__TEXT PROVIDED__.
# How do you shush up a screaming tiel?



## Jynxstorm (May 15, 2010)

There's certain times where my male tiel will scream. However, I am wondering if you guys have a way of sushing the screaming tiels up? I try ignoring I try saying hush up or I try telling him I hear you sometimes I'd snap or point. 

It gets to the point to where I have to take talonals after. I also tried shuting off the light to see if he'll hush up and go to sleep he still continues right after.


----------



## cinnamon (Jul 16, 2009)

When my male goes off for loud and for sure I stand right in his face at the cage and talk to him, give him lots of kissy noises and it breaks his concentration for a bit and he takes a breath. He doesn't go one for a long time, he is LOUD. I also started giving the tiels hemp seed on top of the regular seed blend and it has calmed them done considerably. I get it in bulk at the shop I use.


----------



## Jynxstorm (May 15, 2010)

cinnamon said:


> When my male goes off for loud and for sure I stand right in his face at the cage and talk to him, give him lots of kissy noises and it breaks his concentration for a bit and he takes a breath. He doesn't go one for a long time, he is LOUD. I also started giving the tiels hemp seed on top of the regular seed blend and it has calmed them done considerably. I get it in bulk at the shop I use.


My tiels loud as well too Cinnamon. I think I'll try the hemp seed too. I do talk to mine when he starts up.


----------



## dianaxgalvez (May 3, 2010)

As I posted in another thread before, I believe that when you get mad, and hush him he believes that you're trying to imitate the sound he's making, and that's why he continues. I might be really wrong, but the only thing that has worked for me when my tiel starts screaming is to whistle back, and after a couple of tries he'd actually start whistling instead of screaming. he'll try to imitate the prettier sound your making.
Try whistling smoothly and talking in a low voice, trying to calm him down so he knows that you understand that he wants your attention but whistling is the way to accomplish that. ( after all, whistling is better than screaming )

I also clap to them when everybody decides to go nuts and they know thats the sign that I've had it ! 

Good luck !


----------



## dude (Mar 29, 2010)

Hmmmmm... when my Dude screams constantly.. (Which is quite often) I give him something to keep his beak occupied. Like some fresh vegies or his forraging tray! 
Or like mentioned about a series of his favorite whistles will turn him screaming into whisting...

But there is times when he just wants to be LOUD (he does a smoke alarm call for a good 10 mins at a time atleast 5 times a day ) and there is just NO stopping him when he gets into a good smoke alarm signal! And he is LOUDER than the real smoke alarm...

Oh and to top it off... Pip will join in sometimes too with her "smoke alarm" immitation .(that she learnt from Dude , since she's NEVER actually heard the real smoke alarm). So once they BOTH get going to just go to wait till they are done or leave the HOUSE !!! 

Usually them noticing you leave and hear the keys rattle and the front doors open, they start whislting instead because they want you to come back and not leave them...


----------



## Duckybird (Sep 13, 2010)

__JOB 1__.
Can you rewrite the part of the screaming-tiel thread between "## dude (Mar" and "the HOUSE !!!", inclusive, with "smoke alarm" renamed to "fire alarm" wherever it occurs?

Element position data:
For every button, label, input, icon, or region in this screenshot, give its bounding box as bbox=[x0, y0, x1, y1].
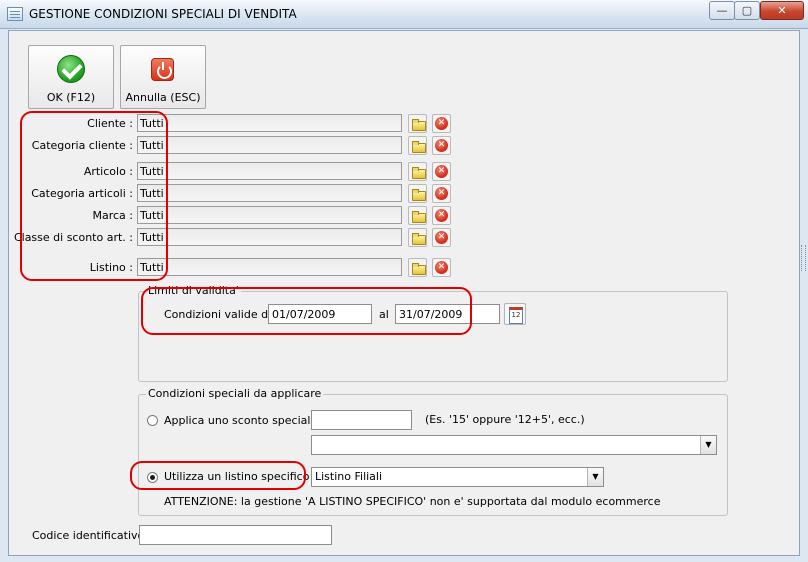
filter-input-listino[interactable] bbox=[137, 258, 402, 276]
highlight-filters bbox=[20, 111, 168, 281]
radio-discount[interactable] bbox=[147, 415, 158, 426]
cancel-button-label: Annulla (ESC) bbox=[125, 91, 201, 104]
discount-combo[interactable]: ▼ bbox=[311, 435, 717, 455]
folder-icon[interactable] bbox=[408, 206, 427, 225]
filter-input-cliente[interactable] bbox=[137, 114, 402, 132]
clear-icon[interactable] bbox=[432, 206, 451, 225]
filter-input-articolo[interactable] bbox=[137, 162, 402, 180]
discount-hint: (Es. '15' oppure '12+5', ecc.) bbox=[425, 413, 585, 426]
chevron-down-icon[interactable]: ▼ bbox=[587, 468, 603, 486]
folder-icon[interactable] bbox=[408, 258, 427, 277]
discount-input[interactable] bbox=[311, 410, 412, 430]
chevron-down-icon[interactable]: ▼ bbox=[700, 436, 716, 454]
identifier-label: Codice identificativo : bbox=[32, 529, 152, 542]
folder-icon[interactable] bbox=[408, 184, 427, 203]
highlight-validity bbox=[141, 287, 472, 335]
pricelist-combo[interactable]: Listino Filiali ▼ bbox=[311, 467, 604, 487]
radio-discount-label: Applica uno sconto speciale bbox=[164, 414, 318, 427]
folder-icon[interactable] bbox=[408, 114, 427, 133]
calendar-icon[interactable] bbox=[504, 303, 526, 325]
check-icon bbox=[57, 55, 85, 83]
clear-icon[interactable] bbox=[432, 228, 451, 247]
pricelist-combo-value: Listino Filiali bbox=[315, 470, 383, 483]
ecommerce-warning: ATTENZIONE: la gestione 'A LISTINO SPECI… bbox=[164, 495, 661, 508]
ok-button[interactable]: OK (F12) bbox=[28, 45, 114, 109]
minimize-button[interactable]: — bbox=[709, 1, 735, 20]
ok-button-label: OK (F12) bbox=[46, 91, 96, 104]
close-window-button[interactable]: ✕ bbox=[760, 1, 804, 20]
cancel-button[interactable]: Annulla (ESC) bbox=[120, 45, 206, 109]
clear-icon[interactable] bbox=[432, 136, 451, 155]
folder-icon[interactable] bbox=[408, 136, 427, 155]
power-icon bbox=[151, 58, 174, 81]
conditions-group-title: Condizioni speciali da applicare bbox=[146, 387, 324, 400]
title-bar[interactable]: GESTIONE CONDIZIONI SPECIALI DI VENDITA … bbox=[0, 0, 808, 29]
window-title: GESTIONE CONDIZIONI SPECIALI DI VENDITA bbox=[29, 7, 297, 21]
clear-icon[interactable] bbox=[432, 114, 451, 133]
app-icon bbox=[7, 7, 23, 21]
folder-icon[interactable] bbox=[408, 162, 427, 181]
clear-icon[interactable] bbox=[432, 184, 451, 203]
resize-grip[interactable] bbox=[801, 245, 806, 271]
filter-input-categoria-cliente[interactable] bbox=[137, 136, 402, 154]
maximize-button[interactable]: ▢ bbox=[734, 1, 760, 20]
filter-input-categoria-articoli[interactable] bbox=[137, 184, 402, 202]
highlight-pricelist-option bbox=[130, 461, 306, 490]
filter-input-marca[interactable] bbox=[137, 206, 402, 224]
filter-input-classe-sconto[interactable] bbox=[137, 228, 402, 246]
folder-icon[interactable] bbox=[408, 228, 427, 247]
identifier-input[interactable] bbox=[139, 525, 332, 545]
clear-icon[interactable] bbox=[432, 258, 451, 277]
clear-icon[interactable] bbox=[432, 162, 451, 181]
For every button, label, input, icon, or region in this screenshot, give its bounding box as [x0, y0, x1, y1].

__JOB 2__.
Can you return, unchanged, the lines of the records between the lines holding "filter-input-listino[interactable] bbox=[137, 258, 402, 276]" and "clear-icon[interactable] bbox=[432, 136, 451, 155]", inclusive?

__WORKED SOLUTION 1__.
## dude (Mar 29, 2010)

Hmmmmm... when my Dude screams constantly.. (Which is quite often) I give him something to keep his beak occupied. Like some fresh vegies or his forraging tray! 
Or like mentioned about a series of his favorite whistles will turn him screaming into whisting...

But there is times when he just wants to be LOUD (he does a fire alarm call for a good 10 mins at a time atleast 5 times a day ) and there is just NO stopping him when he gets into a good fire alarm signal! And he is LOUDER than the real fire alarm...

Oh and to top it off... Pip will join in sometimes too with her "fire alarm" immitation .(that she learnt from Dude , since she's NEVER actually heard the real fire alarm). So once they BOTH get going to just go to wait till they are done or leave the HOUSE !!!

__WORKED SOLUTION 2__.
filter-input-listino[interactable] bbox=[137, 258, 402, 276]
highlight-filters bbox=[20, 111, 168, 281]
radio-discount[interactable] bbox=[147, 415, 158, 426]
cancel-button-label: Annulla (ESC) bbox=[125, 91, 201, 104]
discount-combo[interactable]: ▼ bbox=[311, 435, 717, 455]
folder-icon[interactable] bbox=[408, 206, 427, 225]
filter-input-cliente[interactable] bbox=[137, 114, 402, 132]
clear-icon[interactable] bbox=[432, 206, 451, 225]
filter-input-articolo[interactable] bbox=[137, 162, 402, 180]
discount-hint: (Es. '15' oppure '12+5', ecc.) bbox=[425, 413, 585, 426]
chevron-down-icon[interactable]: ▼ bbox=[587, 468, 603, 486]
folder-icon[interactable] bbox=[408, 258, 427, 277]
discount-input[interactable] bbox=[311, 410, 412, 430]
chevron-down-icon[interactable]: ▼ bbox=[700, 436, 716, 454]
identifier-label: Codice identificativo : bbox=[32, 529, 152, 542]
folder-icon[interactable] bbox=[408, 184, 427, 203]
highlight-validity bbox=[141, 287, 472, 335]
pricelist-combo[interactable]: Listino Filiali ▼ bbox=[311, 467, 604, 487]
radio-discount-label: Applica uno sconto speciale bbox=[164, 414, 318, 427]
folder-icon[interactable] bbox=[408, 114, 427, 133]
calendar-icon[interactable] bbox=[504, 303, 526, 325]
check-icon bbox=[57, 55, 85, 83]
clear-icon[interactable] bbox=[432, 228, 451, 247]
pricelist-combo-value: Listino Filiali bbox=[315, 470, 383, 483]
ecommerce-warning: ATTENZIONE: la gestione 'A LISTINO SPECI… bbox=[164, 495, 661, 508]
ok-button[interactable]: OK (F12) bbox=[28, 45, 114, 109]
minimize-button[interactable]: — bbox=[709, 1, 735, 20]
ok-button-label: OK (F12) bbox=[46, 91, 96, 104]
close-window-button[interactable]: ✕ bbox=[760, 1, 804, 20]
cancel-button[interactable]: Annulla (ESC) bbox=[120, 45, 206, 109]
clear-icon[interactable] bbox=[432, 136, 451, 155]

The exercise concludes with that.